● **Record excerpts**
-- START --
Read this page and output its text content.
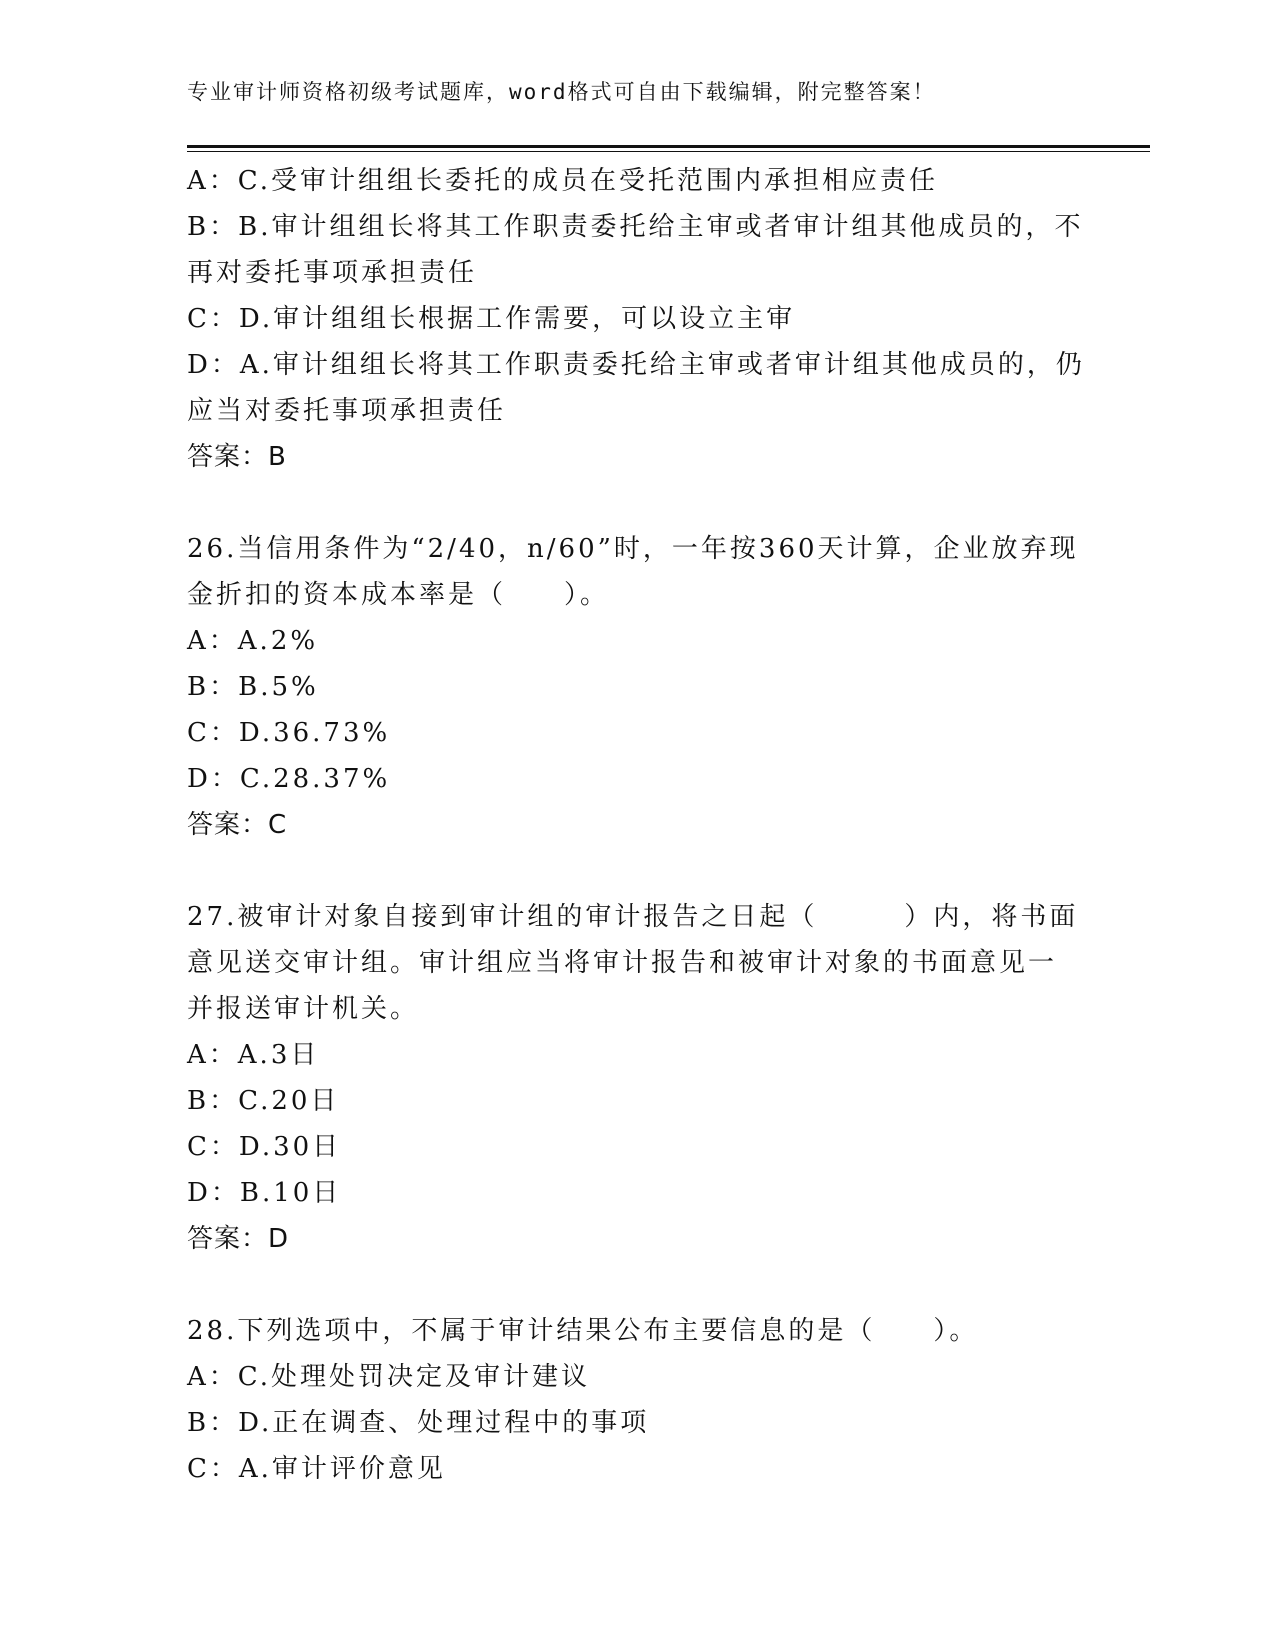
专业审计师资格初级考试题库，word格式可自由下载编辑，附完整答案！
A：C.受审计组组长委托的成员在受托范围内承担相应责任
B：B.审计组组长将其工作职责委托给主审或者审计组其他成员的，不
再对委托事项承担责任
C：D.审计组组长根据工作需要，可以设立主审
D：A.审计组组长将其工作职责委托给主审或者审计组其他成员的，仍
应当对委托事项承担责任
答案：B
26.当信用条件为“2/40，n/60”时，一年按360天计算，企业放弃现
金折扣的资本成本率是（　　）。
A：A.2%
B：B.5%
C：D.36.73%
D：C.28.37%
答案：C
27.被审计对象自接到审计组的审计报告之日起（　　　）内，将书面
意见送交审计组。审计组应当将审计报告和被审计对象的书面意见一
并报送审计机关。
A：A.3日
B：C.20日
C：D.30日
D：B.10日
答案：D
28.下列选项中，不属于审计结果公布主要信息的是（　　）。
A：C.处理处罚决定及审计建议
B：D.正在调查、处理过程中的事项
C：A.审计评价意见
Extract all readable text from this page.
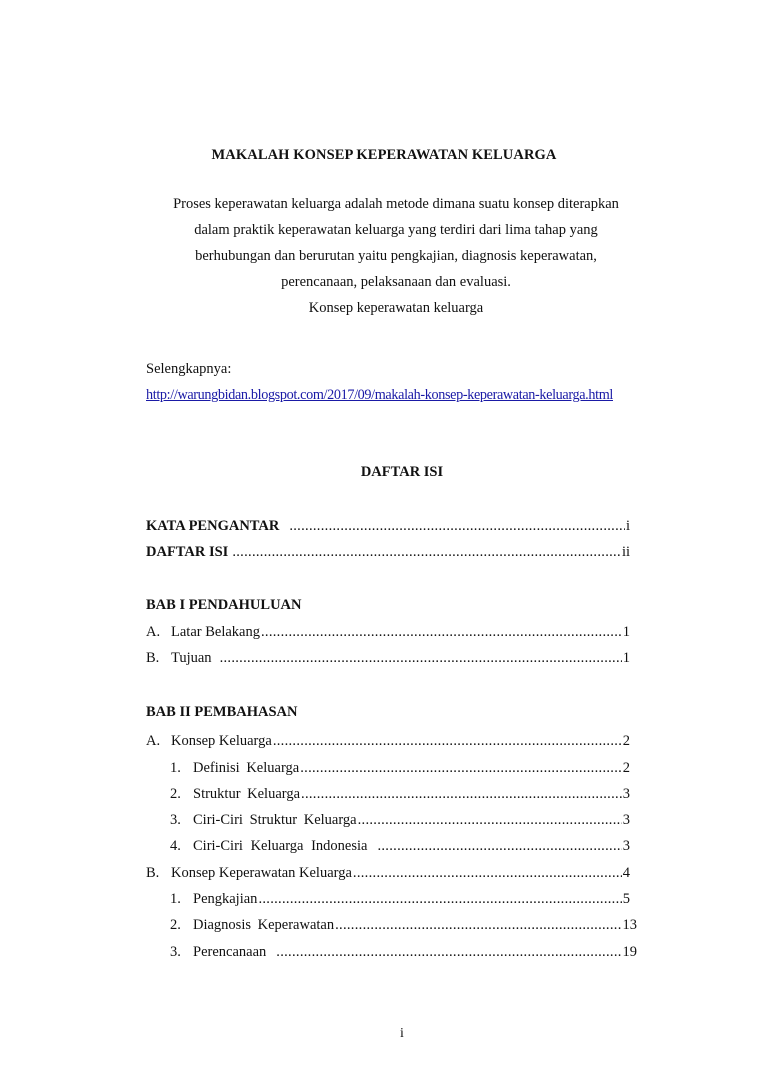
MAKALAH KONSEP KEPERAWATAN KELUARGA
Proses keperawatan keluarga adalah metode dimana suatu konsep diterapkan
dalam praktik keperawatan keluarga yang terdiri dari lima tahap yang
berhubungan dan berurutan yaitu pengkajian, diagnosis keperawatan,
perencanaan, pelaksanaan dan evaluasi.
Konsep keperawatan keluarga
Selengkapnya:
http://warungbidan.blogspot.com/2017/09/makalah-konsep-keperawatan-keluarga.html
DAFTAR ISI
KATA PENGANTAR .....	i
DAFTAR ISI .....	ii
BAB I PENDAHULUAN
A. Latar Belakang .....	1
B. Tujuan .....	1
BAB II PEMBAHASAN
A. Konsep Keluarga .....	2
1. Definisi Keluarga .....	2
2. Struktur Keluarga .....	3
3. Ciri-Ciri Struktur Keluarga .....	3
4. Ciri-Ciri Keluarga Indonesia .....	3
B. Konsep Keperawatan Keluarga .....	4
1. Pengkajian .....	5
2. Diagnosis Keperawatan .....	13
3. Perencanaan .....	19
i
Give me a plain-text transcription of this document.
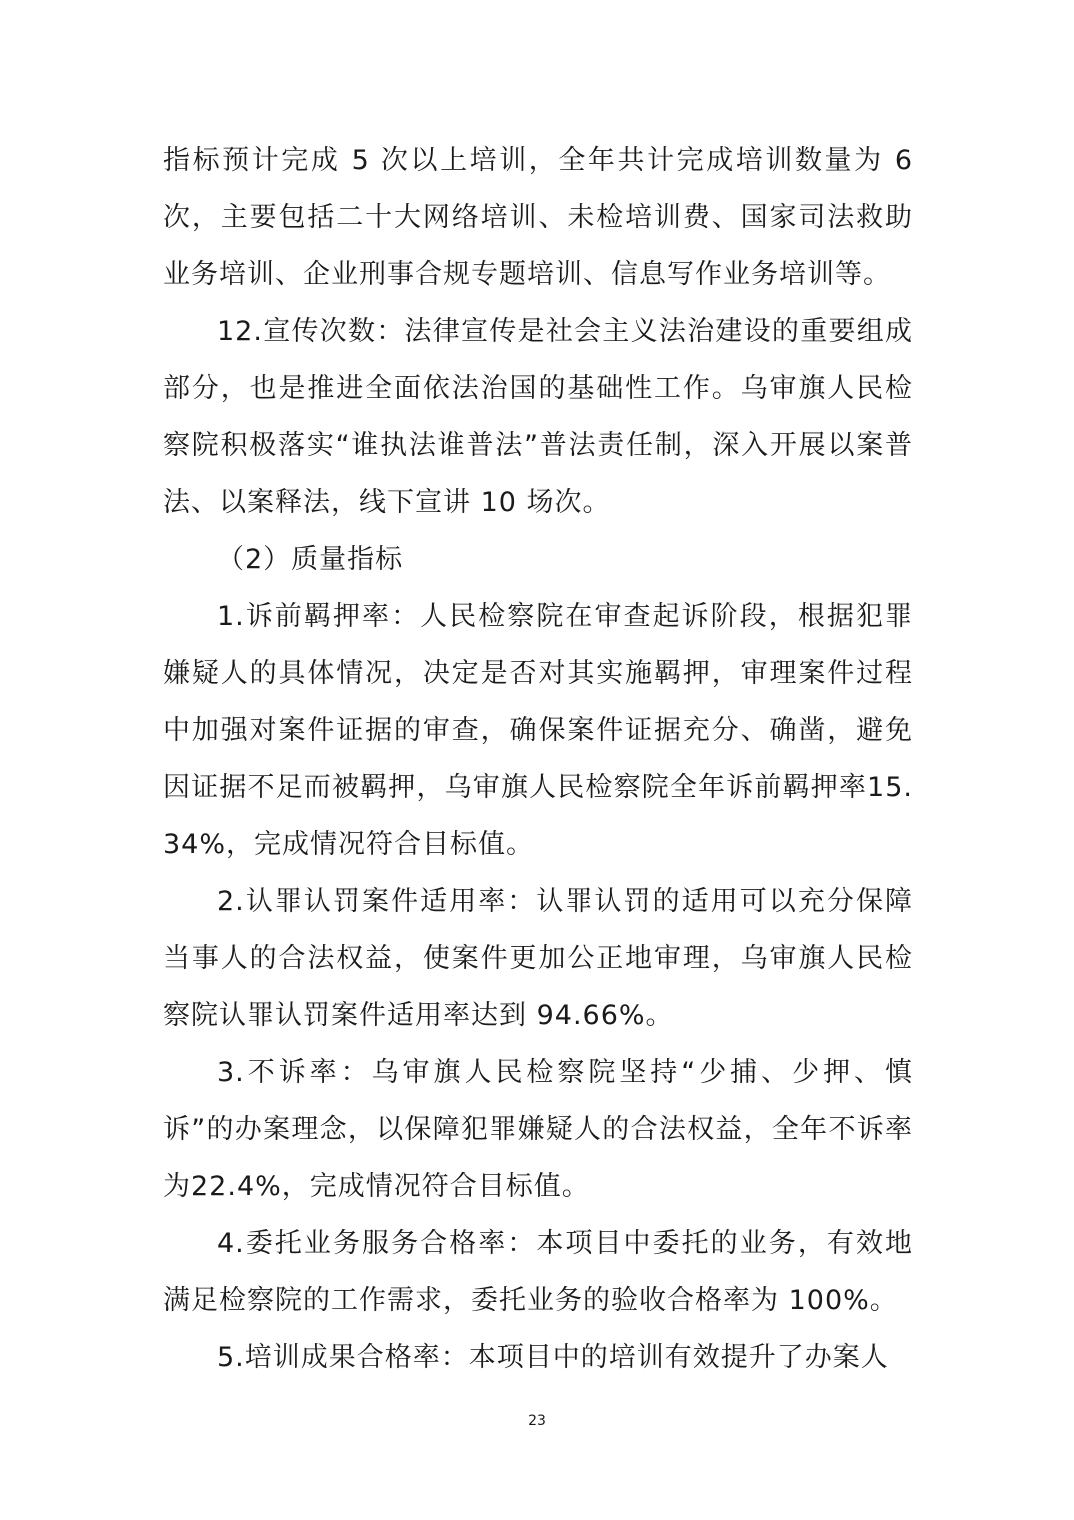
指标预计完成 5 次以上培训，全年共计完成培训数量为 6 次，主要包括二十大网络培训、未检培训费、国家司法救助业务培训、企业刑事合规专题培训、信息写作业务培训等。

12.宣传次数：法律宣传是社会主义法治建设的重要组成部分，也是推进全面依法治国的基础性工作。乌审旗人民检察院积极落实“谁执法谁普法”普法责任制，深入开展以案普法、以案释法，线下宣讲 10 场次。

（2）质量指标

1.诉前羁押率：人民检察院在审查起诉阶段，根据犯罪嫌疑人的具体情况，决定是否对其实施羁押，审理案件过程中加强对案件证据的审查，确保案件证据充分、确凿，避免因证据不足而被羁押，乌审旗人民检察院全年诉前羁押率15.34%，完成情况符合目标值。

2.认罪认罚案件适用率：认罪认罚的适用可以充分保障当事人的合法权益，使案件更加公正地审理，乌审旗人民检察院认罪认罚案件适用率达到 94.66%。

3.不诉率：乌审旗人民检察院坚持“少捕、少押、慎诉”的办案理念，以保障犯罪嫌疑人的合法权益，全年不诉率为22.4%，完成情况符合目标值。

4.委托业务服务合格率：本项目中委托的业务，有效地满足检察院的工作需求，委托业务的验收合格率为 100%。

5.培训成果合格率：本项目中的培训有效提升了办案人

23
-- END --
● **Written exercise**
Go through the records line by line and count those containing the string "Struktur". Give only the total.

● **In response**
2